* Exercise instructions: Restate every entry word for word.

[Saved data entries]
******************************

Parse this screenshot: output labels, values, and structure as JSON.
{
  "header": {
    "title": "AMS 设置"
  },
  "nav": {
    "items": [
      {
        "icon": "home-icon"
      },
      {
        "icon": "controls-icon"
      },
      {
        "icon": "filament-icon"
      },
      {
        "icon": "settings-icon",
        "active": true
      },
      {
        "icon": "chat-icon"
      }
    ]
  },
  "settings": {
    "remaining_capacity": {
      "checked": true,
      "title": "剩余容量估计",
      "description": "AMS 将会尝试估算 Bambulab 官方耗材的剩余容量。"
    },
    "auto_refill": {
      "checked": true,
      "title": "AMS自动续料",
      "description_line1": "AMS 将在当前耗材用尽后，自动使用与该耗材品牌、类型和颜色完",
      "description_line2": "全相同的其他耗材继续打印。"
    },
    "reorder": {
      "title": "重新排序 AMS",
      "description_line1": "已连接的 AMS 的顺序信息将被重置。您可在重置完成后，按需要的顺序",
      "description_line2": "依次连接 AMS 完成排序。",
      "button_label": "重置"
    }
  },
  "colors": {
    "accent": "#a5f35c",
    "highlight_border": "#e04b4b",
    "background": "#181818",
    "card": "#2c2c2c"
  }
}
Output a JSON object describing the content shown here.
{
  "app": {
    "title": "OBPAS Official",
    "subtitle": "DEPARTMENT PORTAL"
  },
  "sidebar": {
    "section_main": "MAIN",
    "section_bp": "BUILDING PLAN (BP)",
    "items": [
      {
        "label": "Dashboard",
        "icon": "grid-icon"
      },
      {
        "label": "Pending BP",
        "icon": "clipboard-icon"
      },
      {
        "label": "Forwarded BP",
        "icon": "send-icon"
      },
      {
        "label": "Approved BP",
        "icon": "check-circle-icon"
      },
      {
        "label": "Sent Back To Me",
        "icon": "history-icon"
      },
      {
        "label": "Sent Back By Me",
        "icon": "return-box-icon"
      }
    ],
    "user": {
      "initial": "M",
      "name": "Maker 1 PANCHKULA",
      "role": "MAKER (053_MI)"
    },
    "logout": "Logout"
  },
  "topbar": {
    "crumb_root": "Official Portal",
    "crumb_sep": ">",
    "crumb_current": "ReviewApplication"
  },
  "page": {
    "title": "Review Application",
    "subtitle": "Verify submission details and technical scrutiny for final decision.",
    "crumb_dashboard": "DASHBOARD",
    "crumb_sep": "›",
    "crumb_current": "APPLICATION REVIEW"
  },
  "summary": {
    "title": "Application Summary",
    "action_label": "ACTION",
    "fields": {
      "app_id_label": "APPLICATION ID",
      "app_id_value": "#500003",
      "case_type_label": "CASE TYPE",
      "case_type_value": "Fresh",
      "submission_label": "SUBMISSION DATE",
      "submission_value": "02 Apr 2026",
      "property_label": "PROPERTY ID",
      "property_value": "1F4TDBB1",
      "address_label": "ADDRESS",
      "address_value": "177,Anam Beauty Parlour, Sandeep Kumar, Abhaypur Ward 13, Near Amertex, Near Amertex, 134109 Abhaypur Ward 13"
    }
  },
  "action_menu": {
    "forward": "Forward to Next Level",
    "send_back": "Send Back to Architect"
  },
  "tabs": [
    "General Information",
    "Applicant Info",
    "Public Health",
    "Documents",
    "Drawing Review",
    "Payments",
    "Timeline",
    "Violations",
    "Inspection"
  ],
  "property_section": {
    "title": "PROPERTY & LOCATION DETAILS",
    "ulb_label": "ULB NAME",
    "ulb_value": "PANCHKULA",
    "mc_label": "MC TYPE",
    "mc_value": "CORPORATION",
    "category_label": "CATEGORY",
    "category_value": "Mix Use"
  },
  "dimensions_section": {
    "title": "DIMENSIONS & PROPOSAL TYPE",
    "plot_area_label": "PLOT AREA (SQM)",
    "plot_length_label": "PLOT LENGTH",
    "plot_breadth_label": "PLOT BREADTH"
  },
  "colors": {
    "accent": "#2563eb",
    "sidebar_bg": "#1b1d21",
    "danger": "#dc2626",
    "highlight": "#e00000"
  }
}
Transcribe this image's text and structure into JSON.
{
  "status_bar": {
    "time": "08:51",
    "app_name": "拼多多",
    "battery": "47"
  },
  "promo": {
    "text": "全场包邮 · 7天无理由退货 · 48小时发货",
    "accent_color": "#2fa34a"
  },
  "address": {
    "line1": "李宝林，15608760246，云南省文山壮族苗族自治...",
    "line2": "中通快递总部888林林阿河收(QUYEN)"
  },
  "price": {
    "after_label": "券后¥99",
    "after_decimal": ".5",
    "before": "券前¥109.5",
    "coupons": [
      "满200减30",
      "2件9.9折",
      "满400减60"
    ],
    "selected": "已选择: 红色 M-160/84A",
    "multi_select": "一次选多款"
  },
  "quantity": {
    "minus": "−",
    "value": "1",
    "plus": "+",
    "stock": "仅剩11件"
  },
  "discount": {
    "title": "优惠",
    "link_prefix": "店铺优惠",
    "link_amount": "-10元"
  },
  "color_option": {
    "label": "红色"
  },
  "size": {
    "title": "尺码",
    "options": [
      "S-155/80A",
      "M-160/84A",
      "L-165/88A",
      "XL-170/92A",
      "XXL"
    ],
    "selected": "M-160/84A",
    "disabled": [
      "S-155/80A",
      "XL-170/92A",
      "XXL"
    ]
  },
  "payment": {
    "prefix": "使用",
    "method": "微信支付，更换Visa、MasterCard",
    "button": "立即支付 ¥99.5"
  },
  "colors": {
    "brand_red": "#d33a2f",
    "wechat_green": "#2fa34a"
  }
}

******************************

* Solution to the exercise:
Parse this screenshot: output labels, values, and structure as JSON.
{
  "header": {
    "title": "AMS 设置"
  },
  "nav": {
    "items": [
      {
        "icon": "home-icon"
      },
      {
        "icon": "controls-icon"
      },
      {
        "icon": "filament-icon"
      },
      {
        "icon": "settings-icon",
        "active": true
      },
      {
        "icon": "chat-icon"
      }
    ]
  },
  "settings": {
    "remaining_capacity": {
      "checked": true,
      "title": "剩余容量估计",
      "description": "AMS 将会尝试估算 Bambulab 官方耗材的剩余容量。"
    },
    "auto_refill": {
      "checked": true,
      "title": "AMS自动续料",
      "description_line1": "AMS 将在当前耗材用尽后，自动使用与该耗材品牌、类型和颜色完",
      "description_line2": "全相同的其他耗材继续打印。"
    },
    "reorder": {
      "title": "重新排序 AMS",
      "description_line1": "已连接的 AMS 的顺序信息将被重置。您可在重置完成后，按需要的顺序",
      "description_line2": "依次连接 AMS 完成排序。",
      "button_label": "重置"
    }
  },
  "colors": {
    "accent": "#a5f35c",
    "highlight_border": "#e04b4b",
    "background": "#181818",
    "card": "#2c2c2c"
  }
}
Output a JSON object describing the content shown here.
{
  "app": {
    "title": "OBPAS Official",
    "subtitle": "DEPARTMENT PORTAL"
  },
  "sidebar": {
    "section_main": "MAIN",
    "section_bp": "BUILDING PLAN (BP)",
    "items": [
      {
        "label": "Dashboard",
        "icon": "grid-icon"
      },
      {
        "label": "Pending BP",
        "icon": "clipboard-icon"
      },
      {
        "label": "Forwarded BP",
        "icon": "send-icon"
      },
      {
        "label": "Approved BP",
        "icon": "check-circle-icon"
      },
      {
        "label": "Sent Back To Me",
        "icon": "history-icon"
      },
      {
        "label": "Sent Back By Me",
        "icon": "return-box-icon"
      }
    ],
    "user": {
      "initial": "M",
      "name": "Maker 1 PANCHKULA",
      "role": "MAKER (053_MI)"
    },
    "logout": "Logout"
  },
  "topbar": {
    "crumb_root": "Official Portal",
    "crumb_sep": ">",
    "crumb_current": "ReviewApplication"
  },
  "page": {
    "title": "Review Application",
    "subtitle": "Verify submission details and technical scrutiny for final decision.",
    "crumb_dashboard": "DASHBOARD",
    "crumb_sep": "›",
    "crumb_current": "APPLICATION REVIEW"
  },
  "summary": {
    "title": "Application Summary",
    "action_label": "ACTION",
    "fields": {
      "app_id_label": "APPLICATION ID",
      "app_id_value": "#500003",
      "case_type_label": "CASE TYPE",
      "case_type_value": "Fresh",
      "submission_label": "SUBMISSION DATE",
      "submission_value": "02 Apr 2026",
      "property_label": "PROPERTY ID",
      "property_value": "1F4TDBB1",
      "address_label": "ADDRESS",
      "address_value": "177,Anam Beauty Parlour, Sandeep Kumar, Abhaypur Ward 13, Near Amertex, Near Amertex, 134109 Abhaypur Ward 13"
    }
  },
  "action_menu": {
    "forward": "Forward to Next Level",
    "send_back": "Send Back to Architect"
  },
  "tabs": [
    "General Information",
    "Applicant Info",
    "Public Health",
    "Documents",
    "Drawing Review",
    "Payments",
    "Timeline",
    "Violations",
    "Inspection"
  ],
  "property_section": {
    "title": "PROPERTY & LOCATION DETAILS",
    "ulb_label": "ULB NAME",
    "ulb_value": "PANCHKULA",
    "mc_label": "MC TYPE",
    "mc_value": "CORPORATION",
    "category_label": "CATEGORY",
    "category_value": "Mix Use"
  },
  "dimensions_section": {
    "title": "DIMENSIONS & PROPOSAL TYPE",
    "plot_area_label": "PLOT AREA (SQM)",
    "plot_length_label": "PLOT LENGTH",
    "plot_breadth_label": "PLOT BREADTH"
  },
  "colors": {
    "accent": "#2563eb",
    "sidebar_bg": "#1b1d21",
    "danger": "#dc2626",
    "highlight": "#e00000"
  }
}
Transcribe this image's text and structure into JSON.
{
  "status_bar": {
    "time": "08:51",
    "app_name": "拼多多",
    "battery": "47"
  },
  "promo": {
    "text": "全场包邮 · 7天无理由退货 · 48小时发货",
    "accent_color": "#2fa34a"
  },
  "address": {
    "line1": "李宝林，15608760246，云南省文山壮族苗族自治...",
    "line2": "中通快递总部888林林阿河收(QUYEN)"
  },
  "price": {
    "after_label": "券后¥99",
    "after_decimal": ".5",
    "before": "券前¥109.5",
    "coupons": [
      "满200减30",
      "2件9.9折",
      "满400减60"
    ],
    "selected": "已选择: 红色 M-160/84A",
    "multi_select": "一次选多款"
  },
  "quantity": {
    "minus": "−",
    "value": "1",
    "plus": "+",
    "stock": "仅剩11件"
  },
  "discount": {
    "title": "优惠",
    "link_prefix": "店铺优惠",
    "link_amount": "-10元"
  },
  "color_option": {
    "label": "红色"
  },
  "size": {
    "title": "尺码",
    "options": [
      "S-155/80A",
      "M-160/84A",
      "L-165/88A",
      "XL-170/92A",
      "XXL"
    ],
    "selected": "M-160/84A",
    "disabled": [
      "S-155/80A",
      "XL-170/92A",
      "XXL"
    ]
  },
  "payment": {
    "prefix": "使用",
    "method": "微信支付，更换Visa、MasterCard",
    "button": "立即支付 ¥99.5"
  },
  "colors": {
    "brand_red": "#d33a2f",
    "wechat_green": "#2fa34a"
  }
}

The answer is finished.